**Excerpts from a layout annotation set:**

::::::::

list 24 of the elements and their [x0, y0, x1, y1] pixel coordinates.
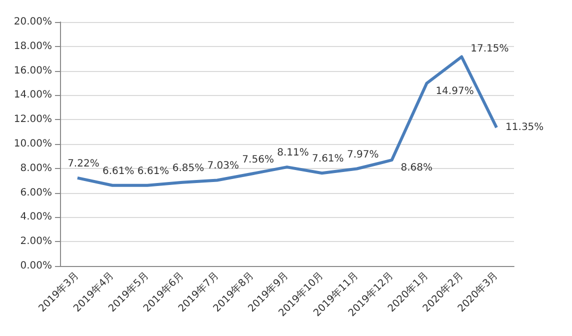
y-tick-label: 10.00% — [14, 138, 52, 150]
data-label: 14.97% — [436, 86, 474, 97]
data-label: 7.56% — [242, 154, 274, 166]
y-tick-label: 4.00% — [20, 212, 52, 223]
y-tick-label: 18.00% — [14, 40, 52, 52]
y-tick-label: 2.00% — [20, 236, 52, 248]
y-tick-label: 12.00% — [14, 114, 52, 126]
y-tick-label: 6.00% — [20, 187, 52, 198]
data-label: 7.97% — [346, 149, 379, 160]
y-tick-label: 14.00% — [14, 90, 52, 101]
data-label: 8.68% — [400, 162, 433, 174]
y-tick-label: 8.00% — [20, 162, 52, 174]
y-tick-label: 0.00% — [20, 260, 52, 272]
data-label: 17.15% — [470, 43, 509, 54]
data-label: 6.61% — [102, 166, 134, 177]
data-label: 11.35% — [506, 122, 544, 134]
y-tick-label: 16.00% — [14, 65, 52, 76]
data-label: 8.11% — [277, 148, 309, 159]
data-label: 7.03% — [207, 160, 240, 172]
y-tick-label: 20.00% — [14, 16, 52, 28]
data-label: 6.61% — [137, 166, 170, 177]
data-label: 7.61% — [312, 154, 344, 165]
data-label: 6.85% — [172, 162, 204, 174]
data-label: 7.22% — [68, 158, 100, 170]
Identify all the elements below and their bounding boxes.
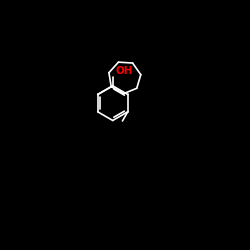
Text: OH: OH: [115, 66, 132, 76]
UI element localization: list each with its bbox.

::::::::

**What the task requires:**
Please output every line of the rows above as a numbered list, skipping blank lines and leaving out the pictures.

**Full answer:**
1. list 24 of the elements and their [x0, y0, x1, y1] pixel coordinates.
2. y-tick-label: 10.00% — [14, 138, 52, 150]
3. data-label: 14.97% — [436, 86, 474, 97]
4. data-label: 7.56% — [242, 154, 274, 166]
5. y-tick-label: 4.00% — [20, 212, 52, 223]
6. y-tick-label: 18.00% — [14, 40, 52, 52]
7. y-tick-label: 2.00% — [20, 236, 52, 248]
8. y-tick-label: 12.00% — [14, 114, 52, 126]
9. y-tick-label: 6.00% — [20, 187, 52, 198]
10. data-label: 7.97% — [346, 149, 379, 160]
11. y-tick-label: 14.00% — [14, 90, 52, 101]
12. data-label: 8.68% — [400, 162, 433, 174]
13. y-tick-label: 8.00% — [20, 162, 52, 174]
14. y-tick-label: 0.00% — [20, 260, 52, 272]
15. data-label: 17.15% — [470, 43, 509, 54]
16. data-label: 6.61% — [102, 166, 134, 177]
17. data-label: 11.35% — [506, 122, 544, 134]
18. y-tick-label: 16.00% — [14, 65, 52, 76]
19. data-label: 8.11% — [277, 148, 309, 159]
20. data-label: 7.03% — [207, 160, 240, 172]
21. y-tick-label: 20.00% — [14, 16, 52, 28]
22. data-label: 6.61% — [137, 166, 170, 177]
23. data-label: 7.61% — [312, 154, 344, 165]
24. data-label: 6.85% — [172, 162, 204, 174]
25. data-label: 7.22% — [68, 158, 100, 170]
26. Identify all the elements below and their bounding boxes.
27. Text: OH: OH: [115, 66, 132, 76]
28. UI element localization: list each with its bbox.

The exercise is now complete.